[Data items]

★ ★ ★ ★ ★

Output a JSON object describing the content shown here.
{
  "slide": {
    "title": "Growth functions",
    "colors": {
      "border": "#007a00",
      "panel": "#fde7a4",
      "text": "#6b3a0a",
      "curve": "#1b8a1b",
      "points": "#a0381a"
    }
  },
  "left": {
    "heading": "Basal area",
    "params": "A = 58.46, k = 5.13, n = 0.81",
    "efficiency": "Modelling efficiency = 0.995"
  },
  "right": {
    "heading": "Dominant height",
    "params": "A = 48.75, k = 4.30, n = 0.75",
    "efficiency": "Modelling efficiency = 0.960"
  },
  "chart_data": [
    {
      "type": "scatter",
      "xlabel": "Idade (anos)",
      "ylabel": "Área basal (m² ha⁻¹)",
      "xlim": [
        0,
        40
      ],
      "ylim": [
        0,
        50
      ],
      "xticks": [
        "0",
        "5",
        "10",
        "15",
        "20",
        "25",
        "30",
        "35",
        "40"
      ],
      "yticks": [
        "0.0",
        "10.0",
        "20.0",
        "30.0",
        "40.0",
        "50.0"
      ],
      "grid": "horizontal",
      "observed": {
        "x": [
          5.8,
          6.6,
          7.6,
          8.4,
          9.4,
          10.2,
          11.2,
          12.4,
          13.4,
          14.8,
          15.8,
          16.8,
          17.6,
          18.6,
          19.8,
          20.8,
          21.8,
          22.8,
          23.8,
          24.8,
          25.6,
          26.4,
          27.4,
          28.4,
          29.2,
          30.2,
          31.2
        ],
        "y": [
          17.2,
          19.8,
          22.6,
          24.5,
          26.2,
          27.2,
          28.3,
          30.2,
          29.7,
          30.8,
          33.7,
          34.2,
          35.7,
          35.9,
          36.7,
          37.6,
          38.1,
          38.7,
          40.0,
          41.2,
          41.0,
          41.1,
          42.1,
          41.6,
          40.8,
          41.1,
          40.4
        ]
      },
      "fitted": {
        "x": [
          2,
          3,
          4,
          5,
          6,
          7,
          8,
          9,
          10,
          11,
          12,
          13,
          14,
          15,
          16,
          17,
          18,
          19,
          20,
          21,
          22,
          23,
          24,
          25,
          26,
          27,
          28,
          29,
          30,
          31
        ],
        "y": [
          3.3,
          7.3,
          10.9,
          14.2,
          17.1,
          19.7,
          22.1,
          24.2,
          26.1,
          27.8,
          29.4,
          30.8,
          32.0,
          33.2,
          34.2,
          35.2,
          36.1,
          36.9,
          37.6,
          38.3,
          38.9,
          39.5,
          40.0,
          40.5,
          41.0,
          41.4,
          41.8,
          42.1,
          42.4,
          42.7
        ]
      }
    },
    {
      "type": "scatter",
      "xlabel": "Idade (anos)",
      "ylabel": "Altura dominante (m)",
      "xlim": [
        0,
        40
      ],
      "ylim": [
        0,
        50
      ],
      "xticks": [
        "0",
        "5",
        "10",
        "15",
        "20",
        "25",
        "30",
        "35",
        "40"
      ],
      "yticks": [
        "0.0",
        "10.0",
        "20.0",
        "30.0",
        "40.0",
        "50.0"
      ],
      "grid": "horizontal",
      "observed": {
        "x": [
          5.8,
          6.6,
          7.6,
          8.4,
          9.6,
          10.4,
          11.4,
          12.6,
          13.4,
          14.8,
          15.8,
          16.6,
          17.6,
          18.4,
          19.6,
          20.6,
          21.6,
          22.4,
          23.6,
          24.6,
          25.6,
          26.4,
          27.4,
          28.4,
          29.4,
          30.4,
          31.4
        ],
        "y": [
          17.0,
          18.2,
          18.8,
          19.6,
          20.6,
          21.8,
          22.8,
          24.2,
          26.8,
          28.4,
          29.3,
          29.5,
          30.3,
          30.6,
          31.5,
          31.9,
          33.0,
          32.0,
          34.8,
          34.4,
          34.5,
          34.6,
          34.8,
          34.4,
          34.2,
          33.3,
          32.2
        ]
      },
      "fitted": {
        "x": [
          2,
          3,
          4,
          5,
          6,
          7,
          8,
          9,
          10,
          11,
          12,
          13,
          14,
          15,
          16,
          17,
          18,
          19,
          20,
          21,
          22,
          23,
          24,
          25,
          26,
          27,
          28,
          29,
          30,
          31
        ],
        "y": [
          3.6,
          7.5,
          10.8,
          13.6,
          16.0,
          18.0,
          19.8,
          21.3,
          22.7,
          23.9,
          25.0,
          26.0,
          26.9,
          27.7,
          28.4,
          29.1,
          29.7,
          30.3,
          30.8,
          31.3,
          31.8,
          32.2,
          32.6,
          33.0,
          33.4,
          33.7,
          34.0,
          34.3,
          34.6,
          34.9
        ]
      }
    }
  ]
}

★ ★ ★ ★ ★

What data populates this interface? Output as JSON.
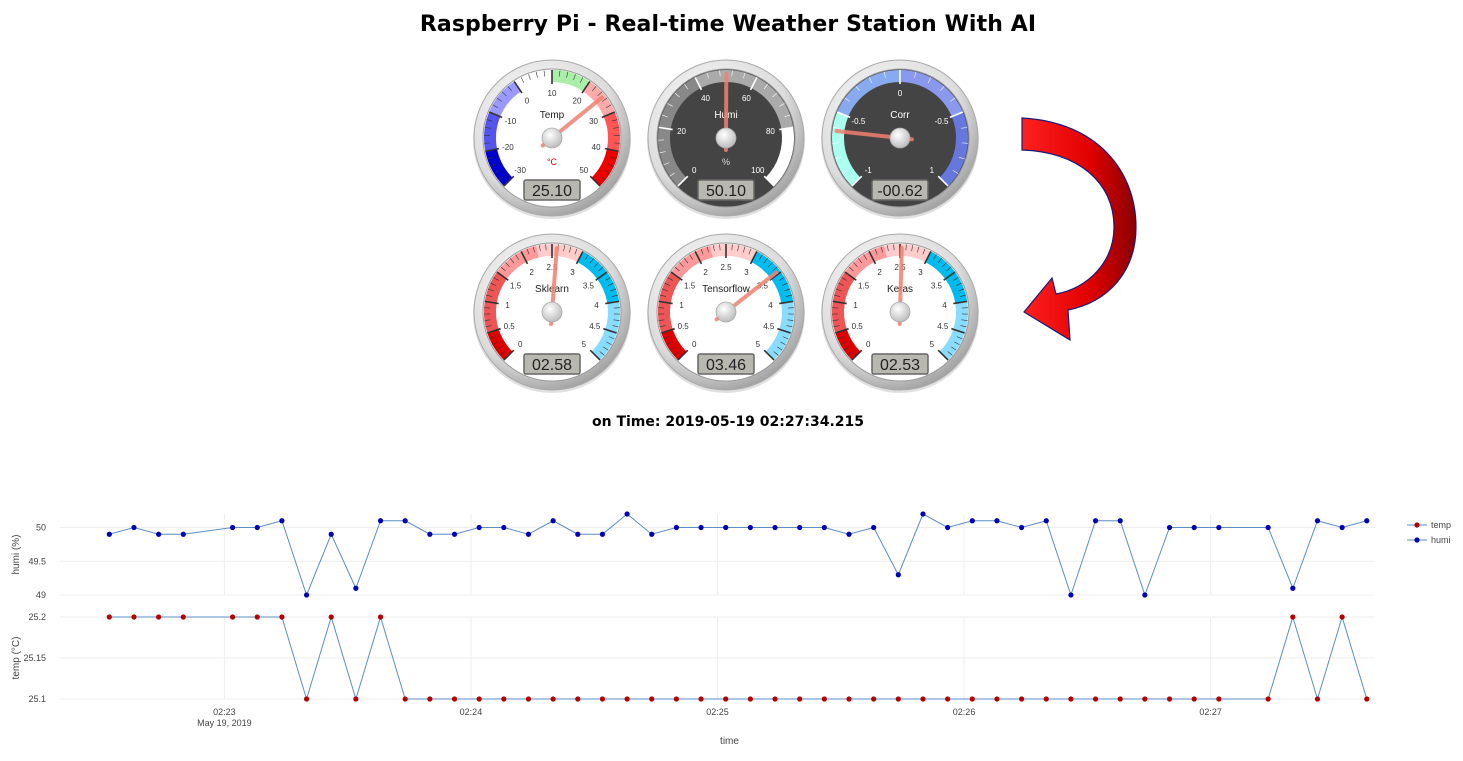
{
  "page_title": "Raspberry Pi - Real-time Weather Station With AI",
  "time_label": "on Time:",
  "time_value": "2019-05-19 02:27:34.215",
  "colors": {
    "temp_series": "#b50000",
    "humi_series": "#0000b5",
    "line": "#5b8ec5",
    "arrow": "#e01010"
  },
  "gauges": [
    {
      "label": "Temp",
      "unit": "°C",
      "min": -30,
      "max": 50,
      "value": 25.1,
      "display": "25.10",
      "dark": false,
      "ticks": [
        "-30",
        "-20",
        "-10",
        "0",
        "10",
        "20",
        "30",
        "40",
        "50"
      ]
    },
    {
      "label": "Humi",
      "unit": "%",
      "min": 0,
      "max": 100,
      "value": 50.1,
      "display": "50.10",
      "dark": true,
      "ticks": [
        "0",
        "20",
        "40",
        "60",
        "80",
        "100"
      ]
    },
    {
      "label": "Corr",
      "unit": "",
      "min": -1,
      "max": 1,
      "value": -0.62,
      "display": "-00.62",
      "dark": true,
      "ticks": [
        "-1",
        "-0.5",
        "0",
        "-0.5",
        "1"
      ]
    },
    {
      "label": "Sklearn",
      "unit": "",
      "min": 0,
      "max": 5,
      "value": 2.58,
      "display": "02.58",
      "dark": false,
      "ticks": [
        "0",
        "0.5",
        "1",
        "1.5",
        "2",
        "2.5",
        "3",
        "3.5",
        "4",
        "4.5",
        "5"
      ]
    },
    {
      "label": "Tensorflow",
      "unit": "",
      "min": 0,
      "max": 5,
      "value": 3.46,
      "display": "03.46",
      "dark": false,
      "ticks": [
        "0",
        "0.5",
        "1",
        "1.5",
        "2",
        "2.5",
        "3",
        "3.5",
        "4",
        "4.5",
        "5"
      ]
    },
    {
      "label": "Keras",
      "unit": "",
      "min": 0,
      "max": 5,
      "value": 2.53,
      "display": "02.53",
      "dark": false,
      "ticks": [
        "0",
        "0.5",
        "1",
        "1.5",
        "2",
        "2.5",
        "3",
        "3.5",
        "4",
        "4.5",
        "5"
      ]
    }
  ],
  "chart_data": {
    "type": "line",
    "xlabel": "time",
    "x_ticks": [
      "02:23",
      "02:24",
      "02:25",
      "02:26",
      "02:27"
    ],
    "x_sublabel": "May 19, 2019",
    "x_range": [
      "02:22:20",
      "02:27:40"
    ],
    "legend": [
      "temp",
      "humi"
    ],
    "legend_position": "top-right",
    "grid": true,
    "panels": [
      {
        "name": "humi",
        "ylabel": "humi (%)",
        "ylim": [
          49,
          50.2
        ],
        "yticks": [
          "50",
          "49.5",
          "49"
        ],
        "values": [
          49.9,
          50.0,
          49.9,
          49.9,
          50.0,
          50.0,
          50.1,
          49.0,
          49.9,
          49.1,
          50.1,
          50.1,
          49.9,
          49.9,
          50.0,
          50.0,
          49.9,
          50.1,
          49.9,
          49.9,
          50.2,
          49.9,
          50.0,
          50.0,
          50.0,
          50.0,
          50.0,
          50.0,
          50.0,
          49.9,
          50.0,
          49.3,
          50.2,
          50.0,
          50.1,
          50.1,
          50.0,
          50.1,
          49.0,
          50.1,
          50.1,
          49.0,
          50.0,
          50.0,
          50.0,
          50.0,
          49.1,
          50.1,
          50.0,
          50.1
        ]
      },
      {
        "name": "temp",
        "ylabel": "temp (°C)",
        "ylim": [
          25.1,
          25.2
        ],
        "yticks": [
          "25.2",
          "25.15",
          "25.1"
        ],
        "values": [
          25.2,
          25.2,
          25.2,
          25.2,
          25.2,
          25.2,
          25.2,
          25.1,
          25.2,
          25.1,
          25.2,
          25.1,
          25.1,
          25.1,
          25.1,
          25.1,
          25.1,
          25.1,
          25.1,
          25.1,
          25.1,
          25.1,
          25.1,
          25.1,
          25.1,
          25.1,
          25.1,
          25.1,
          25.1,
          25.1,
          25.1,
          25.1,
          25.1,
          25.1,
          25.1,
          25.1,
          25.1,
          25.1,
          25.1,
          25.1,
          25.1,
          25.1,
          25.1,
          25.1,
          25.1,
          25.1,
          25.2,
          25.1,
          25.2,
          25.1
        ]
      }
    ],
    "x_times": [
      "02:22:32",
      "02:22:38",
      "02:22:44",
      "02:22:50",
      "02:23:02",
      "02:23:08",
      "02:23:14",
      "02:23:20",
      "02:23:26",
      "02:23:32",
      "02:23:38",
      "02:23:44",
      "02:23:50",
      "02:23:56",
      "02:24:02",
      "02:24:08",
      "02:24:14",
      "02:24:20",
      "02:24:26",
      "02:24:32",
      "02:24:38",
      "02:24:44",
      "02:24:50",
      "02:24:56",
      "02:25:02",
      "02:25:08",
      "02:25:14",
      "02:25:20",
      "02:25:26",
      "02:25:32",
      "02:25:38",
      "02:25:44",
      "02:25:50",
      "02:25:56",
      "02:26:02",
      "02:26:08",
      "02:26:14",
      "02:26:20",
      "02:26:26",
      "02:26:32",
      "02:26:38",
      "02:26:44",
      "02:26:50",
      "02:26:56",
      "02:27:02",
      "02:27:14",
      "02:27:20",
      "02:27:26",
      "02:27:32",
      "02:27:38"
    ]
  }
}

★ ★ ★ ★ ★

**SET PROBLEM**
Search the lines for the word "display" and report how many contain it, by number only.

**SOLUTION**
6